**Directive**
Repeat every record below exactly as it appears.

— START OF Material for this exercise —

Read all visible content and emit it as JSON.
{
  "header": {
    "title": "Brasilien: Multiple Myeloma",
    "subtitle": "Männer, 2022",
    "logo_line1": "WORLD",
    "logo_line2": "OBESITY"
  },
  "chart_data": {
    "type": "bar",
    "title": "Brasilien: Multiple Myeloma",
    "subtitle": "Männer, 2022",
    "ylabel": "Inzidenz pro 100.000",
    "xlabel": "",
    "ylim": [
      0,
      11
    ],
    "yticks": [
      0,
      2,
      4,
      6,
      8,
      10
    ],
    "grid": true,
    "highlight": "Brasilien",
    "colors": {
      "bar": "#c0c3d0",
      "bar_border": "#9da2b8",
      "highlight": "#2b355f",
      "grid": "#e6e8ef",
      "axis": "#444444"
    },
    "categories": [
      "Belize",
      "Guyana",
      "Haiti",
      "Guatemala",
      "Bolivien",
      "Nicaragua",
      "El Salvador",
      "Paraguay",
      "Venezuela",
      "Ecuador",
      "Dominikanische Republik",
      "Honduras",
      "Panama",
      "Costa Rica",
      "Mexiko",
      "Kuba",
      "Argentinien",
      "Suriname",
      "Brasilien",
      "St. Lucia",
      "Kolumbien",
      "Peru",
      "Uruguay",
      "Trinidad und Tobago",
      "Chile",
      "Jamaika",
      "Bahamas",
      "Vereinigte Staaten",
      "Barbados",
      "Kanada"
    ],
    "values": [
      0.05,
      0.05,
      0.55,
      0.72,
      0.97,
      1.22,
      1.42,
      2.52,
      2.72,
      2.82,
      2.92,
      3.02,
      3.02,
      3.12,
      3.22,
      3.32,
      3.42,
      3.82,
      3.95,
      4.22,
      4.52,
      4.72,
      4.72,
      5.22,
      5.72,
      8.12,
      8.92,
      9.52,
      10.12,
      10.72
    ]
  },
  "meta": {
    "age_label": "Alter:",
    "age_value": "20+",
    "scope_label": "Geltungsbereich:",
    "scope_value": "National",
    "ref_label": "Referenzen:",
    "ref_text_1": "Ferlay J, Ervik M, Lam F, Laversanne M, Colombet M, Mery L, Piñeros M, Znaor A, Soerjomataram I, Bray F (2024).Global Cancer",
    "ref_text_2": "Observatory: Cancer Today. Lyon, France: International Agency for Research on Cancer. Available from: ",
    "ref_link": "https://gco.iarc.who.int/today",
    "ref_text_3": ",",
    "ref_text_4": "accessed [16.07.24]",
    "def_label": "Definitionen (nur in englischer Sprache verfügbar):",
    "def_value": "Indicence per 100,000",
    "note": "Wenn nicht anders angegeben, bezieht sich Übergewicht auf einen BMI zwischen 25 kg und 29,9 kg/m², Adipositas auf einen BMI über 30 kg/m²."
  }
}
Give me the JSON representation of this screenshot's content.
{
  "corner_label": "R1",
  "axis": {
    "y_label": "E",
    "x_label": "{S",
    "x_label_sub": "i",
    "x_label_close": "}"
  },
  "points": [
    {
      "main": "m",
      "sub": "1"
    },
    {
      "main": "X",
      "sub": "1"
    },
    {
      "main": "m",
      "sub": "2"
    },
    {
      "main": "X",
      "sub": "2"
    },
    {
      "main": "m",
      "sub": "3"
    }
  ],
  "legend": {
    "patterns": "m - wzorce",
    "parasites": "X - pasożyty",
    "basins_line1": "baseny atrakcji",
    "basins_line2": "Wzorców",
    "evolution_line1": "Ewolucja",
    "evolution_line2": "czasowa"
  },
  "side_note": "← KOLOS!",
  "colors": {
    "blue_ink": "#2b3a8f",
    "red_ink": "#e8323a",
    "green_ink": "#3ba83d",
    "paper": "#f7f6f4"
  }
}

— END OF Material for this exercise —

**Solution for this exercise**
Read all visible content and emit it as JSON.
{
  "header": {
    "title": "Brasilien: Multiple Myeloma",
    "subtitle": "Männer, 2022",
    "logo_line1": "WORLD",
    "logo_line2": "OBESITY"
  },
  "chart_data": {
    "type": "bar",
    "title": "Brasilien: Multiple Myeloma",
    "subtitle": "Männer, 2022",
    "ylabel": "Inzidenz pro 100.000",
    "xlabel": "",
    "ylim": [
      0,
      11
    ],
    "yticks": [
      0,
      2,
      4,
      6,
      8,
      10
    ],
    "grid": true,
    "highlight": "Brasilien",
    "colors": {
      "bar": "#c0c3d0",
      "bar_border": "#9da2b8",
      "highlight": "#2b355f",
      "grid": "#e6e8ef",
      "axis": "#444444"
    },
    "categories": [
      "Belize",
      "Guyana",
      "Haiti",
      "Guatemala",
      "Bolivien",
      "Nicaragua",
      "El Salvador",
      "Paraguay",
      "Venezuela",
      "Ecuador",
      "Dominikanische Republik",
      "Honduras",
      "Panama",
      "Costa Rica",
      "Mexiko",
      "Kuba",
      "Argentinien",
      "Suriname",
      "Brasilien",
      "St. Lucia",
      "Kolumbien",
      "Peru",
      "Uruguay",
      "Trinidad und Tobago",
      "Chile",
      "Jamaika",
      "Bahamas",
      "Vereinigte Staaten",
      "Barbados",
      "Kanada"
    ],
    "values": [
      0.05,
      0.05,
      0.55,
      0.72,
      0.97,
      1.22,
      1.42,
      2.52,
      2.72,
      2.82,
      2.92,
      3.02,
      3.02,
      3.12,
      3.22,
      3.32,
      3.42,
      3.82,
      3.95,
      4.22,
      4.52,
      4.72,
      4.72,
      5.22,
      5.72,
      8.12,
      8.92,
      9.52,
      10.12,
      10.72
    ]
  },
  "meta": {
    "age_label": "Alter:",
    "age_value": "20+",
    "scope_label": "Geltungsbereich:",
    "scope_value": "National",
    "ref_label": "Referenzen:",
    "ref_text_1": "Ferlay J, Ervik M, Lam F, Laversanne M, Colombet M, Mery L, Piñeros M, Znaor A, Soerjomataram I, Bray F (2024).Global Cancer",
    "ref_text_2": "Observatory: Cancer Today. Lyon, France: International Agency for Research on Cancer. Available from: ",
    "ref_link": "https://gco.iarc.who.int/today",
    "ref_text_3": ",",
    "ref_text_4": "accessed [16.07.24]",
    "def_label": "Definitionen (nur in englischer Sprache verfügbar):",
    "def_value": "Indicence per 100,000",
    "note": "Wenn nicht anders angegeben, bezieht sich Übergewicht auf einen BMI zwischen 25 kg und 29,9 kg/m², Adipositas auf einen BMI über 30 kg/m²."
  }
}
Give me the JSON representation of this screenshot's content.
{
  "corner_label": "R1",
  "axis": {
    "y_label": "E",
    "x_label": "{S",
    "x_label_sub": "i",
    "x_label_close": "}"
  },
  "points": [
    {
      "main": "m",
      "sub": "1"
    },
    {
      "main": "X",
      "sub": "1"
    },
    {
      "main": "m",
      "sub": "2"
    },
    {
      "main": "X",
      "sub": "2"
    },
    {
      "main": "m",
      "sub": "3"
    }
  ],
  "legend": {
    "patterns": "m - wzorce",
    "parasites": "X - pasożyty",
    "basins_line1": "baseny atrakcji",
    "basins_line2": "Wzorców",
    "evolution_line1": "Ewolucja",
    "evolution_line2": "czasowa"
  },
  "side_note": "← KOLOS!",
  "colors": {
    "blue_ink": "#2b3a8f",
    "red_ink": "#e8323a",
    "green_ink": "#3ba83d",
    "paper": "#f7f6f4"
  }
}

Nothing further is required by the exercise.